>> START GIVEN DATA

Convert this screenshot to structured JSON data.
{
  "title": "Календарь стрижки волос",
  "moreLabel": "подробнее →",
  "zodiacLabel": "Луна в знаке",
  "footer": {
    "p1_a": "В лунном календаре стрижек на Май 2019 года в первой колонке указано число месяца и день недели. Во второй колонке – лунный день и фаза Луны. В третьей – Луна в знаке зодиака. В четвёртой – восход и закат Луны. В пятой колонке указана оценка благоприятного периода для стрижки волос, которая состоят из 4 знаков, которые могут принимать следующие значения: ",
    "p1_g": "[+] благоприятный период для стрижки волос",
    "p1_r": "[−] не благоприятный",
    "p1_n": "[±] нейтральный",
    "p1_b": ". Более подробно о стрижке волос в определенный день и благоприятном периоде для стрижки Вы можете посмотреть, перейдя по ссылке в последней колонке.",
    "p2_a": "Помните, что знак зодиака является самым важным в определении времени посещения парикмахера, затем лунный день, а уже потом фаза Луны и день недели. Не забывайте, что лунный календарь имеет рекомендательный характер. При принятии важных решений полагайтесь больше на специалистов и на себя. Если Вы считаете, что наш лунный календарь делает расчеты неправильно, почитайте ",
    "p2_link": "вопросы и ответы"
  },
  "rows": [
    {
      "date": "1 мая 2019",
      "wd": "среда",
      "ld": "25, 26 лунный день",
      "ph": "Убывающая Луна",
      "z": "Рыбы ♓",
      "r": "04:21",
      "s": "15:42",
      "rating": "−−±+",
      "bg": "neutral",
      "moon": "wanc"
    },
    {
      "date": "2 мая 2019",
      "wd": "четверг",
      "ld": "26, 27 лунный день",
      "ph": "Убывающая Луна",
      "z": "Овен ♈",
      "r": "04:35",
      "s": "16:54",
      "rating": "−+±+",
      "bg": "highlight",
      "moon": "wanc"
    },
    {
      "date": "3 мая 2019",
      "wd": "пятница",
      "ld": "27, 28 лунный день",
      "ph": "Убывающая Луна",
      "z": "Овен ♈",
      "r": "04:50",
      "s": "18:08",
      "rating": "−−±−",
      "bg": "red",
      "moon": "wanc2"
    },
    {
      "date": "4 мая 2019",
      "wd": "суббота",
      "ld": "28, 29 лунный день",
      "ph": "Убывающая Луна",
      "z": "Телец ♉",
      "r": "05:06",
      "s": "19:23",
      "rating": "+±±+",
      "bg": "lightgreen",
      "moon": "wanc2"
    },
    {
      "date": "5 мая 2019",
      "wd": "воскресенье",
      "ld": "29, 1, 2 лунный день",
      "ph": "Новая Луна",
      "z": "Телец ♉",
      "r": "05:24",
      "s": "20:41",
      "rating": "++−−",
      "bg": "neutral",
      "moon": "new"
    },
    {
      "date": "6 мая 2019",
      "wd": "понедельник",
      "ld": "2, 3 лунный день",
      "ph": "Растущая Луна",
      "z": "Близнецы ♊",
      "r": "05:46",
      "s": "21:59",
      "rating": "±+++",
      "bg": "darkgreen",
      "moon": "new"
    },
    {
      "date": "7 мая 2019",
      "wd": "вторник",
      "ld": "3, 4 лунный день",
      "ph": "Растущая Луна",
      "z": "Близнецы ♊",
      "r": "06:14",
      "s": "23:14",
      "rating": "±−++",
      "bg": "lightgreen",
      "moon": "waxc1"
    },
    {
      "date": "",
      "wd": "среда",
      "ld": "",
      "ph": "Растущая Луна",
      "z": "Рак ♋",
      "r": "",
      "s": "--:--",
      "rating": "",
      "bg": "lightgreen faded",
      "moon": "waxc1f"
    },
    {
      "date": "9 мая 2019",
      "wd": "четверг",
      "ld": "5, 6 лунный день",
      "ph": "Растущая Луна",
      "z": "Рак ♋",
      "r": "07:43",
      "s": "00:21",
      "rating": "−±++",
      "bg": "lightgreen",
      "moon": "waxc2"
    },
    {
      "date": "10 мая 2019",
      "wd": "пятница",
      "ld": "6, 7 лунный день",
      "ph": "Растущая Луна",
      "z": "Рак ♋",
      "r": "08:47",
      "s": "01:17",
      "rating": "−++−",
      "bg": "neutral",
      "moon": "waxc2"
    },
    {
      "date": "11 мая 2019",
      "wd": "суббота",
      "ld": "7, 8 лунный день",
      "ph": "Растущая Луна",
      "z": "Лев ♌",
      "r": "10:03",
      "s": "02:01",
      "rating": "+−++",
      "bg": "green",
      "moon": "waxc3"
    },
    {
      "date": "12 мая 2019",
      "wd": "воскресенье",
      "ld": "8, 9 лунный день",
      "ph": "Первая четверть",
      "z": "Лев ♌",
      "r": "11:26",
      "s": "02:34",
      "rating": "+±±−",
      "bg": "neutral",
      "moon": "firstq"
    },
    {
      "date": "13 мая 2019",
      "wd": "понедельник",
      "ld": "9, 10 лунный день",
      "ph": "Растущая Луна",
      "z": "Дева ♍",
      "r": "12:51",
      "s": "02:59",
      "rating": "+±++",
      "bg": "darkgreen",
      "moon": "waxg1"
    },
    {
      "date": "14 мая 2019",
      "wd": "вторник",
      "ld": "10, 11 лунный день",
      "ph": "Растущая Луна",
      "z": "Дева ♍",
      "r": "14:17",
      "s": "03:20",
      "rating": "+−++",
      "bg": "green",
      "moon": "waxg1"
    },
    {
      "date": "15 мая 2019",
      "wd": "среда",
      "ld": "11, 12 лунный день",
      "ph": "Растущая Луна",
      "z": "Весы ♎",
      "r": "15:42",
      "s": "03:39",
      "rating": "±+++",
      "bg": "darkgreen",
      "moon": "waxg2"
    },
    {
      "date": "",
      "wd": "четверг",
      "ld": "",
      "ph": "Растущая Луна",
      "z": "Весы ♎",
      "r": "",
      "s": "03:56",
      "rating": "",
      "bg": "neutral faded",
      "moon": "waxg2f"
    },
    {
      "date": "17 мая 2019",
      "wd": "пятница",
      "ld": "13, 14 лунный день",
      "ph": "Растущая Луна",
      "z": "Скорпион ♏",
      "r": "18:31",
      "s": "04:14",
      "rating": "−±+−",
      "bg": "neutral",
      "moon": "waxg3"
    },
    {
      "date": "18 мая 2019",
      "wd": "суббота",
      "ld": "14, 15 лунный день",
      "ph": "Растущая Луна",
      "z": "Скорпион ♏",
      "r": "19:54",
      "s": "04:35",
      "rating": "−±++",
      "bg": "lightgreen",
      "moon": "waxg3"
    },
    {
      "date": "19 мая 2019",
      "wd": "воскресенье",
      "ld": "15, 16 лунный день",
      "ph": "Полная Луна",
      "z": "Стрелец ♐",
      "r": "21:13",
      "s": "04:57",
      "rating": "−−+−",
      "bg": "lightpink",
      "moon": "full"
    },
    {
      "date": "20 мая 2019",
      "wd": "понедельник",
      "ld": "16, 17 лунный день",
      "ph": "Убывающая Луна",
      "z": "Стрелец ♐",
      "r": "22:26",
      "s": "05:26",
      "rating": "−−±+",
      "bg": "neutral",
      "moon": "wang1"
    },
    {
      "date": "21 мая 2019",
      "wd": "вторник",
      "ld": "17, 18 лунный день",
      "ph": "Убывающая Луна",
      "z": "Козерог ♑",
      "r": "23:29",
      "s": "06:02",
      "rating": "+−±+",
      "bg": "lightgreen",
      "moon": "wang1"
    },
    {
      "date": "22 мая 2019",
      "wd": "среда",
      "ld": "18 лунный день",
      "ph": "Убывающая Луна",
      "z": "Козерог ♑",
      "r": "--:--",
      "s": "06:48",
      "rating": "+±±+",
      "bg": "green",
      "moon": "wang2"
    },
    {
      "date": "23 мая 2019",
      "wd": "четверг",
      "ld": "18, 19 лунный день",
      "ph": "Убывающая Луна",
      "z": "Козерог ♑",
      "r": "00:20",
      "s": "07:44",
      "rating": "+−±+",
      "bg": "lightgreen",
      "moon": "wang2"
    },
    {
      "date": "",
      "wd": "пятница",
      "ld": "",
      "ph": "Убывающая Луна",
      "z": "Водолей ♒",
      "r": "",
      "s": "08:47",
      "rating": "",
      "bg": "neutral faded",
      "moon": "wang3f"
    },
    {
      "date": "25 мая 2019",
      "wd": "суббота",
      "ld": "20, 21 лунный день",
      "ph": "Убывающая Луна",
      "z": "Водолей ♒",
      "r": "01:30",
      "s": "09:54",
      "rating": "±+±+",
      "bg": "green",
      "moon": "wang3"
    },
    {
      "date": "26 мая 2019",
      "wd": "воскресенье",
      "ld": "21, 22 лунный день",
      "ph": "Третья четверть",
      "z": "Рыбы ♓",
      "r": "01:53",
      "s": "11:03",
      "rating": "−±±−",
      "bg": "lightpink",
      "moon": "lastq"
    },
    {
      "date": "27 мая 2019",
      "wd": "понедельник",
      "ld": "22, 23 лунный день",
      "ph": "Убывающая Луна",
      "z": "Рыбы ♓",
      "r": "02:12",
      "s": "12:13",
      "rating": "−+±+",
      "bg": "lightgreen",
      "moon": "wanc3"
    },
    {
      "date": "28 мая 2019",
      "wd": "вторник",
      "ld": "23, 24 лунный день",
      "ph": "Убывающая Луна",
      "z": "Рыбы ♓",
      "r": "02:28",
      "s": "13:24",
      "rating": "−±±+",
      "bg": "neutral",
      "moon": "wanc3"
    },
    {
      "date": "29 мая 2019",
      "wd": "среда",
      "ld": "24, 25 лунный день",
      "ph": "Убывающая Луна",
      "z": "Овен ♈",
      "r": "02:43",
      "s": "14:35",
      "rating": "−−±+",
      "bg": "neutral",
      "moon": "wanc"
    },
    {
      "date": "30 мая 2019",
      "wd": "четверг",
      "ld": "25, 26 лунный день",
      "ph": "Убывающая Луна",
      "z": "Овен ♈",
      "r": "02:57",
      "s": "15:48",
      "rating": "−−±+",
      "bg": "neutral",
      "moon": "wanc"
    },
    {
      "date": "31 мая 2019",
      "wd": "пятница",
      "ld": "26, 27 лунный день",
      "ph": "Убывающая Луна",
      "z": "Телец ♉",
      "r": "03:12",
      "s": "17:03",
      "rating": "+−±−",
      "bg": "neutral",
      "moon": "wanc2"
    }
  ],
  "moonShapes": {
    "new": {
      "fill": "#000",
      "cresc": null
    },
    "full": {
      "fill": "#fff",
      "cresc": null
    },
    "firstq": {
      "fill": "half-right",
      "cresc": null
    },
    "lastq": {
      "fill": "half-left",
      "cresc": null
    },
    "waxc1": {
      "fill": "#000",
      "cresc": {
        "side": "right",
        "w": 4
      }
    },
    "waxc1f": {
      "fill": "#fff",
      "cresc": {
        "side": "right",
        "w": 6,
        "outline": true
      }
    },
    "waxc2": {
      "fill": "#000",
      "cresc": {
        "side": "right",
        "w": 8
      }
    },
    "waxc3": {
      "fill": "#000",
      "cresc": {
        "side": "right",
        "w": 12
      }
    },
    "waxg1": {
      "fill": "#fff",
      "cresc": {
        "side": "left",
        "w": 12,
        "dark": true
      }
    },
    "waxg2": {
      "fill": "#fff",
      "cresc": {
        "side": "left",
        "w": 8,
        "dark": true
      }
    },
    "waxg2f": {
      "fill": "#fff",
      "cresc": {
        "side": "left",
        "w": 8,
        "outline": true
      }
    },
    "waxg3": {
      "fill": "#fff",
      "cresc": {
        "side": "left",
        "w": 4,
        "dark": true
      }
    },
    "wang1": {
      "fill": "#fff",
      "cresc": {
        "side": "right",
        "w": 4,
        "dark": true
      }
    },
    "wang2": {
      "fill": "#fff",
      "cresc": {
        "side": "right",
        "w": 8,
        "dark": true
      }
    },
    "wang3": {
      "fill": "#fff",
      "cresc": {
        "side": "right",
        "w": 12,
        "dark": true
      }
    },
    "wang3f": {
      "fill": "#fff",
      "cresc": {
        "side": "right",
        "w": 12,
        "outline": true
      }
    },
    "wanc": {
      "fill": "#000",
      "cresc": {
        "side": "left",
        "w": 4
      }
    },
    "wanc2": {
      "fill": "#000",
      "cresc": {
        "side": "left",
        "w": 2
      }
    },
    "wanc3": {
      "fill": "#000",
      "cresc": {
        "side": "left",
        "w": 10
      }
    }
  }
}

>> END GIVEN DATA

§ WRITTEN EXERCISE
Locate the string "колонке" in the listing above and copy every line where it occurs.

§ WRITTEN SOLUTION
    "p1_a": "В лунном календаре стрижек на Май 2019 года в первой колонке указано число месяца и день недели. Во второй колонке – лунный день и фаза Луны. В третьей – Луна в знаке зодиака. В четвёртой – восход и закат Луны. В пятой колонке указана оценка благоприятного периода для стрижки волос, которая состоят из 4 знаков, которые могут принимать следующие значения: ",
    "p1_b": ". Более подробно о стрижке волос в определенный день и благоприятном периоде для стрижки Вы можете посмотреть, перейдя по ссылке в последней колонке.",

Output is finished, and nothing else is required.